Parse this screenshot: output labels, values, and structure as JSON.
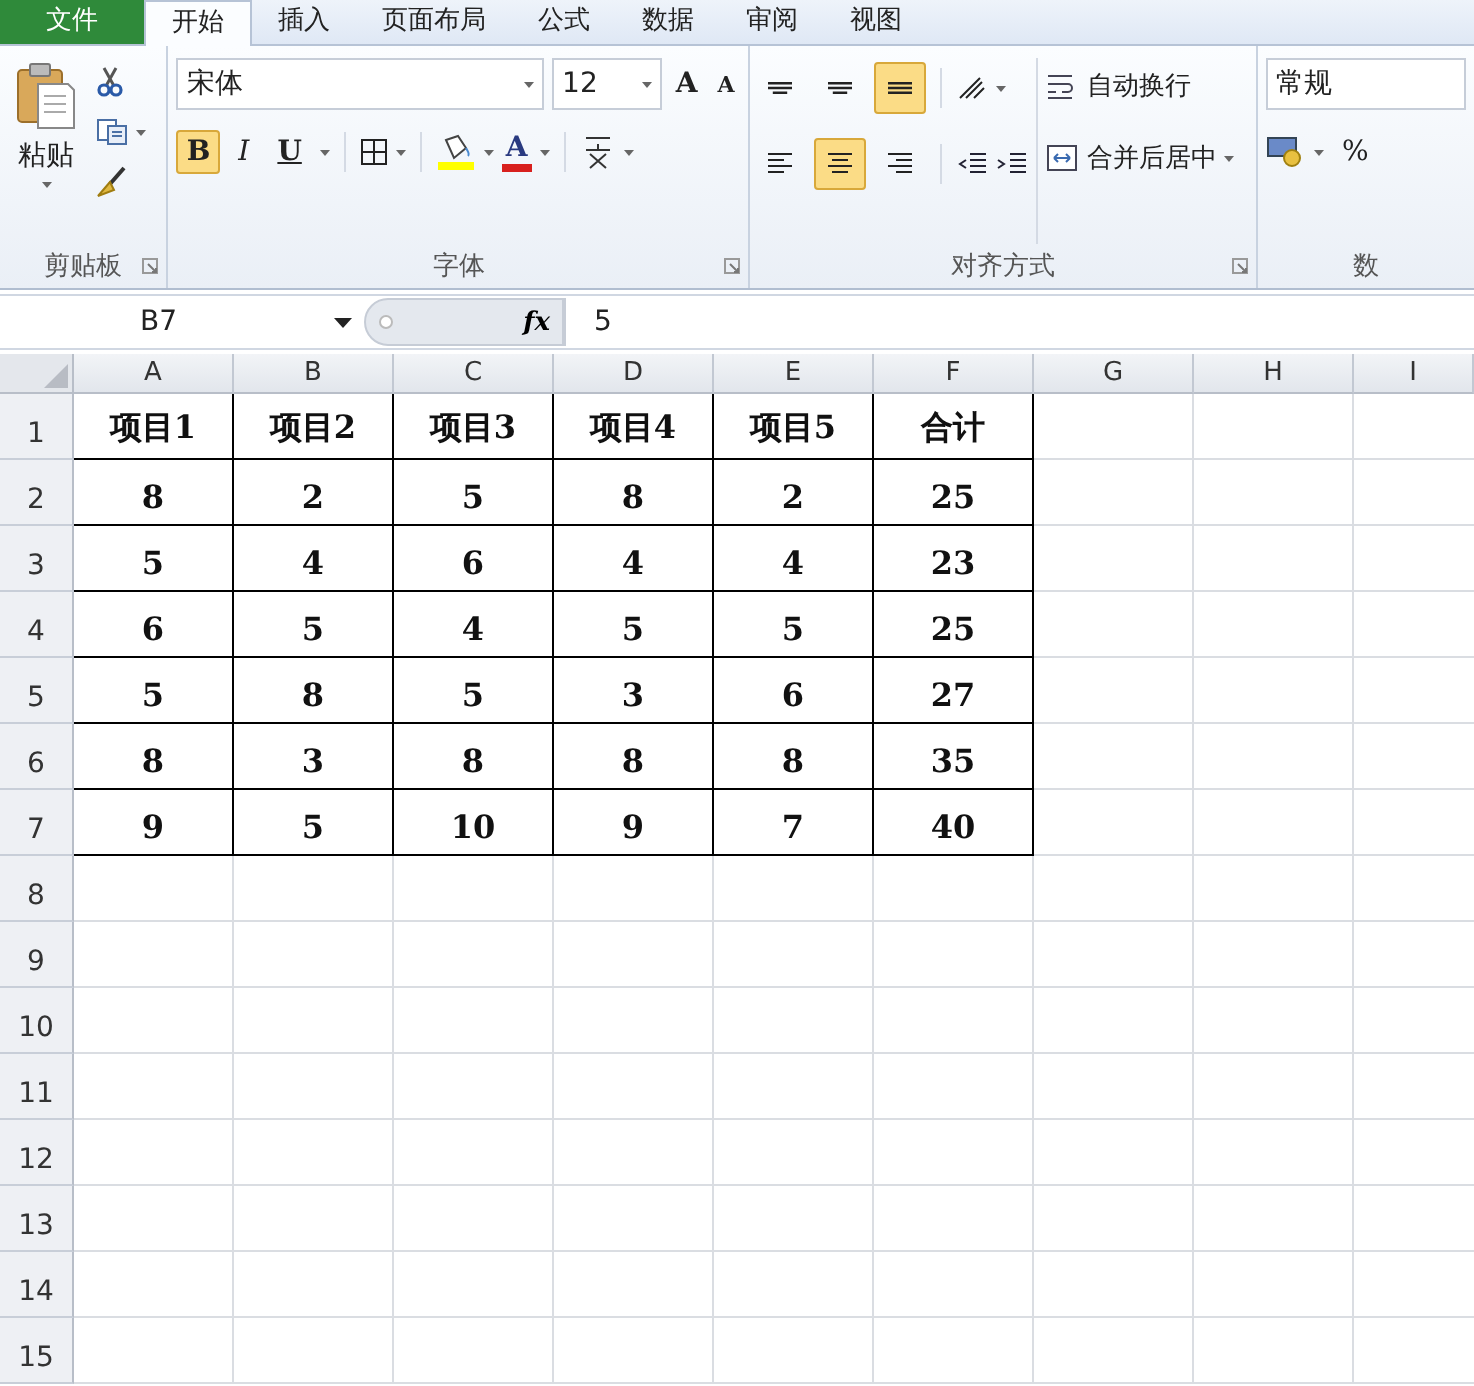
{
  "tabs": [
    {
      "label": "文件",
      "kind": "file",
      "selected": false
    },
    {
      "label": "开始",
      "kind": "tab",
      "selected": true
    },
    {
      "label": "插入",
      "kind": "tab",
      "selected": false
    },
    {
      "label": "页面布局",
      "kind": "tab",
      "selected": false
    },
    {
      "label": "公式",
      "kind": "tab",
      "selected": false
    },
    {
      "label": "数据",
      "kind": "tab",
      "selected": false
    },
    {
      "label": "审阅",
      "kind": "tab",
      "selected": false
    },
    {
      "label": "视图",
      "kind": "tab",
      "selected": false
    }
  ],
  "ribbon": {
    "clipboard": {
      "paste": "粘贴",
      "group_label": "剪贴板"
    },
    "font": {
      "name": "宋体",
      "size": "12",
      "grow": "A",
      "shrink": "A",
      "font_color": "A",
      "group_label": "字体",
      "styles": [
        {
          "kind": "bold",
          "label": "B",
          "on": true
        },
        {
          "kind": "italic",
          "label": "I",
          "on": false
        },
        {
          "kind": "underline",
          "label": "U",
          "on": false
        }
      ]
    },
    "alignment": {
      "vertical": [
        {
          "kind": "top",
          "on": false
        },
        {
          "kind": "middle",
          "on": false
        },
        {
          "kind": "bottom",
          "on": true
        }
      ],
      "horizontal": [
        {
          "kind": "left",
          "on": false
        },
        {
          "kind": "center",
          "on": true
        },
        {
          "kind": "right",
          "on": false
        }
      ],
      "wrap_text": "自动换行",
      "merge_center": "合并后居中",
      "group_label": "对齐方式"
    },
    "number": {
      "format": "常规",
      "percent": "%",
      "group_label": "数"
    }
  },
  "formula_bar": {
    "name_box": "B7",
    "function_label": "fx",
    "value": "5"
  },
  "sheet": {
    "columns": [
      "A",
      "B",
      "C",
      "D",
      "E",
      "F",
      "G",
      "H",
      "I"
    ],
    "rows": [
      {
        "header": "1",
        "cells": [
          "项目1",
          "项目2",
          "项目3",
          "项目4",
          "项目5",
          "合计"
        ]
      },
      {
        "header": "2",
        "cells": [
          "8",
          "2",
          "5",
          "8",
          "2",
          "25"
        ]
      },
      {
        "header": "3",
        "cells": [
          "5",
          "4",
          "6",
          "4",
          "4",
          "23"
        ]
      },
      {
        "header": "4",
        "cells": [
          "6",
          "5",
          "4",
          "5",
          "5",
          "25"
        ]
      },
      {
        "header": "5",
        "cells": [
          "5",
          "8",
          "5",
          "3",
          "6",
          "27"
        ]
      },
      {
        "header": "6",
        "cells": [
          "8",
          "3",
          "8",
          "8",
          "8",
          "35"
        ]
      },
      {
        "header": "7",
        "cells": [
          "9",
          "5",
          "10",
          "9",
          "7",
          "40"
        ]
      },
      {
        "header": "8"
      },
      {
        "header": "9"
      },
      {
        "header": "10"
      },
      {
        "header": "11"
      },
      {
        "header": "12"
      },
      {
        "header": "13"
      },
      {
        "header": "14"
      },
      {
        "header": "15"
      }
    ]
  }
}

- - - - -

Work instructions ::
Would you set down the listing exactly, omitting pictures?

Full output ::
Parse this screenshot: output labels, values, and structure as JSON.
{
  "tabs": [
    {
      "label": "文件",
      "kind": "file",
      "selected": false
    },
    {
      "label": "开始",
      "kind": "tab",
      "selected": true
    },
    {
      "label": "插入",
      "kind": "tab",
      "selected": false
    },
    {
      "label": "页面布局",
      "kind": "tab",
      "selected": false
    },
    {
      "label": "公式",
      "kind": "tab",
      "selected": false
    },
    {
      "label": "数据",
      "kind": "tab",
      "selected": false
    },
    {
      "label": "审阅",
      "kind": "tab",
      "selected": false
    },
    {
      "label": "视图",
      "kind": "tab",
      "selected": false
    }
  ],
  "ribbon": {
    "clipboard": {
      "paste": "粘贴",
      "group_label": "剪贴板"
    },
    "font": {
      "name": "宋体",
      "size": "12",
      "grow": "A",
      "shrink": "A",
      "font_color": "A",
      "group_label": "字体",
      "styles": [
        {
          "kind": "bold",
          "label": "B",
          "on": true
        },
        {
          "kind": "italic",
          "label": "I",
          "on": false
        },
        {
          "kind": "underline",
          "label": "U",
          "on": false
        }
      ]
    },
    "alignment": {
      "vertical": [
        {
          "kind": "top",
          "on": false
        },
        {
          "kind": "middle",
          "on": false
        },
        {
          "kind": "bottom",
          "on": true
        }
      ],
      "horizontal": [
        {
          "kind": "left",
          "on": false
        },
        {
          "kind": "center",
          "on": true
        },
        {
          "kind": "right",
          "on": false
        }
      ],
      "wrap_text": "自动换行",
      "merge_center": "合并后居中",
      "group_label": "对齐方式"
    },
    "number": {
      "format": "常规",
      "percent": "%",
      "group_label": "数"
    }
  },
  "formula_bar": {
    "name_box": "B7",
    "function_label": "fx",
    "value": "5"
  },
  "sheet": {
    "columns": [
      "A",
      "B",
      "C",
      "D",
      "E",
      "F",
      "G",
      "H",
      "I"
    ],
    "rows": [
      {
        "header": "1",
        "cells": [
          "项目1",
          "项目2",
          "项目3",
          "项目4",
          "项目5",
          "合计"
        ]
      },
      {
        "header": "2",
        "cells": [
          "8",
          "2",
          "5",
          "8",
          "2",
          "25"
        ]
      },
      {
        "header": "3",
        "cells": [
          "5",
          "4",
          "6",
          "4",
          "4",
          "23"
        ]
      },
      {
        "header": "4",
        "cells": [
          "6",
          "5",
          "4",
          "5",
          "5",
          "25"
        ]
      },
      {
        "header": "5",
        "cells": [
          "5",
          "8",
          "5",
          "3",
          "6",
          "27"
        ]
      },
      {
        "header": "6",
        "cells": [
          "8",
          "3",
          "8",
          "8",
          "8",
          "35"
        ]
      },
      {
        "header": "7",
        "cells": [
          "9",
          "5",
          "10",
          "9",
          "7",
          "40"
        ]
      },
      {
        "header": "8"
      },
      {
        "header": "9"
      },
      {
        "header": "10"
      },
      {
        "header": "11"
      },
      {
        "header": "12"
      },
      {
        "header": "13"
      },
      {
        "header": "14"
      },
      {
        "header": "15"
      }
    ]
  }
}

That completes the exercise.